● **RECORDS PROVIDED**:
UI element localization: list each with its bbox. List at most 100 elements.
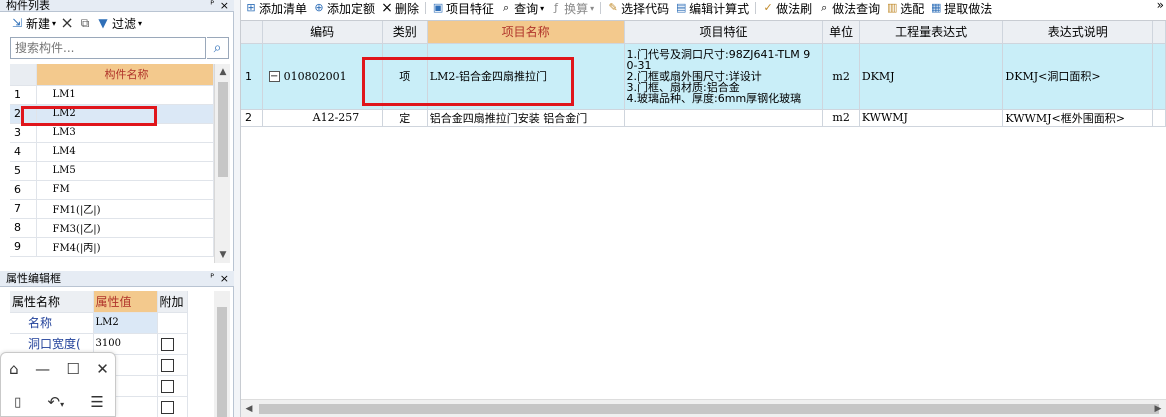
- table-row[interactable]: 6 FM: [10, 180, 214, 200]
- scroll-down-icon[interactable]: ▼: [215, 247, 231, 263]
- item-feature-button[interactable]: ▣ 项目特征: [432, 0, 494, 16]
- quantity-expr-header[interactable]: 工程量表达式: [859, 21, 1004, 44]
- search-icon[interactable]: ⌕: [207, 37, 229, 59]
- table-row[interactable]: 8 FM3(|乙|): [10, 218, 214, 238]
- component-name[interactable]: FM: [36, 180, 214, 200]
- grid-horizontal-scrollbar[interactable]: ◀ ▶: [241, 399, 1166, 417]
- attach-checkbox[interactable]: [160, 379, 174, 393]
- save-icon[interactable]: ▯: [14, 395, 21, 410]
- panel-splitter[interactable]: [234, 0, 241, 417]
- component-name[interactable]: FM3(|乙|): [36, 218, 214, 238]
- chevron-down-icon: ▾: [52, 18, 57, 28]
- table-row[interactable]: 7 FM1(|乙|): [10, 199, 214, 219]
- method-query-button[interactable]: ⌕ 做法查询: [818, 0, 880, 16]
- delete-button[interactable]: × 删除: [381, 0, 419, 16]
- property-name: 名称: [10, 312, 94, 334]
- expr-desc-cell[interactable]: DKMJ<洞口面积>: [1002, 43, 1153, 110]
- more-icon[interactable]: »: [1157, 0, 1164, 12]
- close-icon[interactable]: ✕: [96, 360, 109, 378]
- chevron-down-icon: ▾: [590, 3, 595, 13]
- attach-checkbox[interactable]: [160, 337, 174, 351]
- maximize-icon[interactable]: ☐: [66, 360, 79, 378]
- table-row[interactable]: 5 LM5: [10, 161, 214, 181]
- close-icon[interactable]: ×: [220, 271, 229, 286]
- delete-component-button[interactable]: ×: [60, 15, 74, 31]
- close-icon[interactable]: ×: [220, 0, 229, 11]
- property-row[interactable]: 洞口宽度( 3100: [10, 333, 188, 355]
- filter-label: 过滤: [112, 16, 137, 31]
- copy-component-button[interactable]: ⧉: [78, 16, 92, 30]
- shirt-icon[interactable]: ⌂: [9, 360, 19, 378]
- property-extra[interactable]: [157, 375, 188, 397]
- table-row[interactable]: 9 FM4(|丙|): [10, 237, 214, 257]
- scroll-thumb[interactable]: [218, 82, 228, 177]
- category-header[interactable]: 类别: [382, 21, 428, 44]
- pin-icon[interactable]: ᴾ: [210, 0, 214, 11]
- scroll-thumb[interactable]: [217, 307, 227, 417]
- grid-corner: [241, 21, 263, 44]
- row-index: 7: [10, 199, 37, 219]
- component-list-title: 构件列表: [6, 0, 50, 12]
- property-scrollbar[interactable]: [214, 291, 230, 417]
- filter-button[interactable]: ▼ 过滤 ▾: [96, 15, 142, 32]
- attach-checkbox[interactable]: [160, 358, 174, 372]
- scroll-right-icon[interactable]: ▶: [1150, 400, 1166, 417]
- add-quota-button[interactable]: ⊕ 添加定额: [313, 0, 375, 16]
- code-cell[interactable]: A12-257: [262, 109, 383, 127]
- component-name-header[interactable]: 构件名称: [36, 64, 214, 86]
- component-name[interactable]: FM1(|乙|): [36, 199, 214, 219]
- match-button[interactable]: ▥ 选配: [886, 0, 924, 16]
- property-row[interactable]: 名称 LM2: [10, 312, 188, 334]
- scroll-left-icon[interactable]: ◀: [241, 400, 257, 417]
- scroll-up-icon[interactable]: ▲: [215, 64, 231, 80]
- minimize-icon[interactable]: —: [35, 360, 50, 378]
- scroll-thumb[interactable]: [259, 404, 1159, 414]
- item-name-cell[interactable]: 铝合金四扇推拉门安装 铝合金门: [427, 109, 625, 127]
- select-code-button[interactable]: ✎ 选择代码: [607, 0, 670, 16]
- unit-cell[interactable]: m2: [822, 109, 860, 127]
- table-row[interactable]: 2 A12-257 定 铝合金四扇推拉门安装 铝合金门 m2 KWWMJ KWW…: [241, 109, 1166, 127]
- main-toolbar: ⊞ 添加清单 ⊕ 添加定额 × 删除 ▣ 项目特征 ⌕ 查询 ▾ ƒ 换算 ▾ ✎ 选择代码 ▤ 编…: [241, 0, 1166, 16]
- component-name[interactable]: LM4: [36, 142, 214, 162]
- add-list-button[interactable]: ⊞ 添加清单: [245, 0, 307, 16]
- feature-cell[interactable]: [624, 109, 824, 127]
- component-name[interactable]: LM1: [36, 85, 214, 105]
- toolbar-separator: [425, 2, 427, 14]
- new-component-button[interactable]: ⇲ 新建 ▾: [10, 15, 56, 32]
- unit-cell[interactable]: m2: [822, 43, 860, 110]
- item-name-header[interactable]: 项目名称: [427, 21, 625, 44]
- undo-icon[interactable]: ↶▾: [48, 393, 65, 411]
- expr-desc-header[interactable]: 表达式说明: [1002, 21, 1153, 44]
- expr-desc-cell[interactable]: KWWMJ<框外围面积>: [1002, 109, 1153, 127]
- attach-checkbox[interactable]: [160, 400, 174, 414]
- toolbar-separator: [755, 2, 757, 14]
- collapse-icon[interactable]: −: [268, 71, 280, 82]
- property-extra[interactable]: [157, 333, 188, 355]
- convert-button[interactable]: ƒ 换算 ▾: [550, 0, 594, 16]
- chevron-down-icon: ▾: [138, 18, 143, 28]
- edit-formula-button[interactable]: ▤ 编辑计算式: [675, 0, 749, 16]
- unit-header[interactable]: 单位: [822, 21, 860, 44]
- query-button[interactable]: ⌕ 查询 ▾: [500, 0, 544, 16]
- menu-icon[interactable]: ☰: [90, 393, 103, 411]
- extract-method-button[interactable]: ▦ 提取做法: [930, 0, 992, 16]
- category-cell[interactable]: 定: [382, 109, 428, 127]
- table-row[interactable]: 4 LM4: [10, 142, 214, 162]
- property-extra[interactable]: [157, 354, 188, 376]
- component-name[interactable]: FM4(|丙|): [36, 237, 214, 257]
- quantity-expr-cell[interactable]: DKMJ: [859, 43, 1004, 110]
- property-value[interactable]: LM2: [93, 312, 158, 334]
- component-list-scrollbar[interactable]: ▲ ▼: [214, 64, 230, 263]
- property-extra[interactable]: [157, 396, 188, 417]
- method-brush-button[interactable]: ✓ 做法刷: [762, 0, 813, 16]
- property-value[interactable]: 3100: [93, 333, 158, 355]
- code-header[interactable]: 编码: [262, 21, 383, 44]
- add-quota-icon: ⊕: [314, 1, 324, 14]
- feature-cell[interactable]: 1.门代号及洞口尺寸:98ZJ641-TLM 9 0-31 2.门框或扇外围尺寸…: [624, 43, 824, 110]
- component-name[interactable]: LM5: [36, 161, 214, 181]
- quantity-expr-cell[interactable]: KWWMJ: [859, 109, 1004, 127]
- feature-header[interactable]: 项目特征: [624, 21, 824, 44]
- pin-icon[interactable]: ᴾ: [210, 271, 214, 286]
- table-row[interactable]: 1 LM1: [10, 85, 214, 105]
- search-component-input[interactable]: [10, 37, 206, 59]
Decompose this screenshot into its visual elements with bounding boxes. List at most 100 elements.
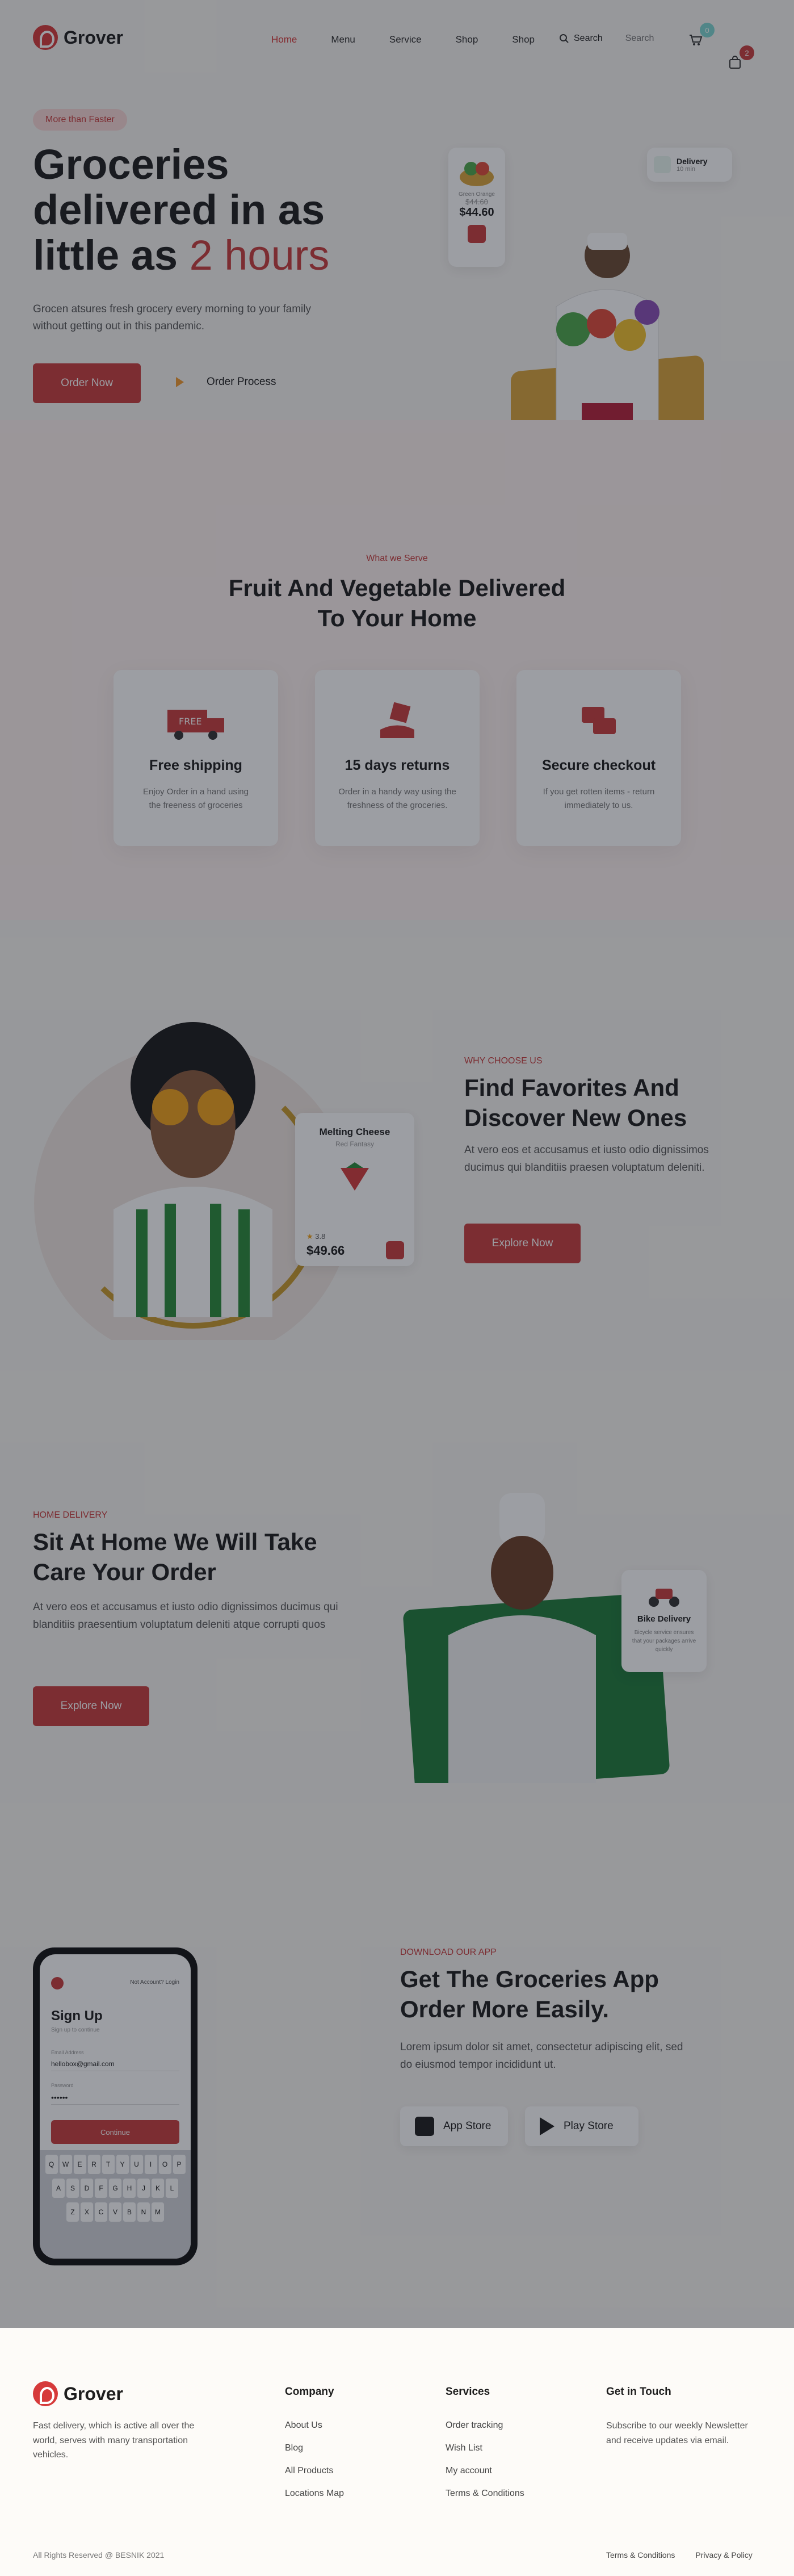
- feature-card-returns: 15 days returns Order in a handy way usi…: [315, 670, 480, 846]
- brand-logo[interactable]: Grover: [33, 25, 123, 50]
- hero-pill: More than Faster: [33, 109, 127, 131]
- footer-link-tracking[interactable]: Order tracking: [446, 2414, 524, 2437]
- keyboard-key[interactable]: P: [173, 2155, 186, 2174]
- cart-button[interactable]: 0: [684, 23, 715, 51]
- nav-menu[interactable]: Menu: [331, 34, 355, 45]
- search-bar: Search: [559, 33, 698, 44]
- keyboard-key[interactable]: W: [59, 2155, 72, 2174]
- hero-section: More than Faster Groceries delivered in …: [0, 79, 794, 491]
- serve-title-line-2: To Your Home: [317, 604, 477, 631]
- play-icon: [176, 377, 184, 387]
- phone-back-icon[interactable]: [51, 1977, 64, 1989]
- footer-link-products[interactable]: All Products: [285, 2460, 344, 2482]
- serve-eyebrow: What we Serve: [366, 554, 428, 563]
- footer-link-wishlist[interactable]: Wish List: [446, 2437, 524, 2460]
- footer-legal-terms[interactable]: Terms & Conditions: [606, 2550, 675, 2560]
- app-title-line-2: Order More Easily.: [400, 1995, 610, 2022]
- keyboard-key[interactable]: S: [66, 2179, 79, 2198]
- product-card-old-price: $44.60: [465, 198, 488, 206]
- delivery-card-title: Delivery: [677, 157, 708, 166]
- nav-shop[interactable]: Shop: [456, 34, 478, 45]
- favorites-title-line-2: Discover New Ones: [464, 1104, 687, 1131]
- keyboard-key[interactable]: K: [152, 2179, 164, 2198]
- keyboard-key[interactable]: F: [95, 2179, 107, 2198]
- nav-service[interactable]: Service: [389, 34, 422, 45]
- delivery-explore-button[interactable]: Explore Now: [33, 1686, 149, 1726]
- footer-services-links: Order tracking Wish List My account Term…: [446, 2414, 524, 2505]
- hero-title-line-1: Groceries: [33, 141, 229, 188]
- keyboard-key[interactable]: Y: [116, 2155, 129, 2174]
- footer-link-locations[interactable]: Locations Map: [285, 2482, 344, 2505]
- bag-icon: [729, 56, 741, 69]
- keyboard-key[interactable]: M: [152, 2202, 164, 2222]
- keyboard-key[interactable]: I: [144, 2155, 157, 2174]
- site-header: Grover Home Menu Service Shop Shop Searc…: [0, 0, 794, 79]
- site-footer: Grover Fast delivery, which is active al…: [0, 2328, 794, 2576]
- order-process-link[interactable]: Order Process: [176, 376, 276, 388]
- hero-lead: Grocen atsures fresh grocery every morni…: [33, 303, 311, 333]
- keyboard-key[interactable]: U: [130, 2155, 143, 2174]
- nav-home[interactable]: Home: [271, 34, 297, 45]
- product-card[interactable]: Green Orange $44.60 $44.60: [448, 148, 505, 267]
- basket-icon: [460, 162, 494, 186]
- footer-link-blog[interactable]: Blog: [285, 2437, 344, 2460]
- cheese-product-name: Melting Cheese: [319, 1126, 390, 1137]
- phone-continue-button[interactable]: Continue: [51, 2120, 179, 2144]
- keyboard-key[interactable]: E: [73, 2155, 86, 2174]
- keyboard-key[interactable]: J: [137, 2179, 150, 2198]
- keyboard-key[interactable]: A: [52, 2179, 65, 2198]
- bag-button[interactable]: 2: [724, 45, 754, 74]
- app-store-button[interactable]: App Store: [400, 2106, 508, 2146]
- phone-login-link[interactable]: Not Account? Login: [130, 1979, 179, 1986]
- keyboard-key[interactable]: X: [81, 2202, 93, 2222]
- delivery-body: At vero eos et accusamus et iusto odio d…: [33, 1601, 338, 1631]
- chat-secure-icon: [582, 707, 616, 734]
- keyboard-key[interactable]: Q: [45, 2155, 58, 2174]
- favorites-body: At vero eos et accusamus et iusto odio d…: [464, 1144, 709, 1174]
- keyboard-key[interactable]: B: [123, 2202, 136, 2222]
- order-now-button[interactable]: Order Now: [33, 363, 141, 403]
- app-eyebrow: DOWNLOAD OUR APP: [400, 1947, 497, 1957]
- play-store-button[interactable]: Play Store: [525, 2106, 638, 2146]
- keyboard-key[interactable]: N: [137, 2202, 150, 2222]
- keyboard-key[interactable]: G: [109, 2179, 121, 2198]
- keyboard-key[interactable]: O: [158, 2155, 171, 2174]
- footer-legal-privacy[interactable]: Privacy & Policy: [695, 2550, 752, 2560]
- keyboard-key[interactable]: D: [81, 2179, 93, 2198]
- favorites-title: Find Favorites And Discover New Ones: [464, 1073, 737, 1133]
- keyboard-key[interactable]: L: [166, 2179, 178, 2198]
- feature-card-shipping: FREE Free shipping Enjoy Order in a hand…: [114, 670, 278, 846]
- keyboard-key[interactable]: C: [95, 2202, 107, 2222]
- feature-title: Secure checkout: [541, 757, 656, 773]
- phone-password-field[interactable]: ••••••: [51, 2093, 179, 2105]
- hero-title-accent: 2 hours: [189, 231, 330, 279]
- nav-shop-2[interactable]: Shop: [512, 34, 535, 45]
- cheese-product-card[interactable]: Melting Cheese Red Fantasy ★ 3.8 $49.66: [295, 1113, 414, 1266]
- footer-contact-text: Subscribe to our weekly Newsletter and r…: [606, 2421, 748, 2445]
- footer-link-about[interactable]: About Us: [285, 2414, 344, 2437]
- footer-legal: Terms & Conditions Privacy & Policy: [606, 2550, 753, 2560]
- keyboard-key[interactable]: R: [87, 2155, 100, 2174]
- alarm-icon: [654, 156, 671, 173]
- chef-delivery-illustration: [448, 1493, 596, 1788]
- keyboard-key[interactable]: H: [123, 2179, 136, 2198]
- cheese-add-button[interactable]: [386, 1241, 404, 1259]
- keyboard-key[interactable]: T: [102, 2155, 115, 2174]
- favorites-explore-button[interactable]: Explore Now: [464, 1224, 581, 1263]
- keyboard-key[interactable]: Z: [66, 2202, 79, 2222]
- add-to-cart-button[interactable]: [468, 225, 486, 243]
- serve-title: Fruit And Vegetable Delivered To Your Ho…: [0, 573, 794, 633]
- cart-icon: [690, 35, 703, 45]
- search-icon[interactable]: [559, 33, 569, 44]
- footer-link-account[interactable]: My account: [446, 2460, 524, 2482]
- bike-delivery-title: Bike Delivery: [637, 1614, 691, 1624]
- footer-link-terms[interactable]: Terms & Conditions: [446, 2482, 524, 2505]
- play-store-icon: [540, 2117, 554, 2135]
- footer-logo[interactable]: Grover: [33, 2381, 123, 2406]
- keyboard-key[interactable]: V: [109, 2202, 121, 2222]
- phone-title: Sign Up: [51, 2008, 103, 2024]
- svg-text:FREE: FREE: [179, 716, 202, 727]
- serve-title-line-1: Fruit And Vegetable Delivered: [228, 575, 566, 601]
- phone-keyboard: QWERTYUIOP ASDFGHJKL ZXCVBNM: [40, 2150, 191, 2259]
- phone-email-field[interactable]: hellobox@gmail.com: [51, 2060, 179, 2071]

● **WRITTEN TASK**:
Rewrite the listing from the line containing "- table-row[interactable]: 6" down through the line containing "- table-row[interactable]: 7", changing "component-name" to "component-label" and leaving everything else as it is.

● **EXPECTED ANSWER**:
- table-row[interactable]: 6 FM: [10, 180, 214, 200]
- scroll-down-icon[interactable]: ▼: [215, 247, 231, 263]
- item-feature-button[interactable]: ▣ 项目特征: [432, 0, 494, 16]
- quantity-expr-header[interactable]: 工程量表达式: [859, 21, 1004, 44]
- search-icon[interactable]: ⌕: [207, 37, 229, 59]
- table-row[interactable]: 8 FM3(|乙|): [10, 218, 214, 238]
- component-label[interactable]: FM: [36, 180, 214, 200]
- grid-horizontal-scrollbar[interactable]: ◀ ▶: [241, 399, 1166, 417]
- attach-checkbox[interactable]: [160, 379, 174, 393]
- save-icon[interactable]: ▯: [14, 395, 21, 410]
- panel-splitter[interactable]: [234, 0, 241, 417]
- component-label[interactable]: FM3(|乙|): [36, 218, 214, 238]
- chevron-down-icon: ▾: [52, 18, 57, 28]
- table-row[interactable]: 7 FM1(|乙|): [10, 199, 214, 219]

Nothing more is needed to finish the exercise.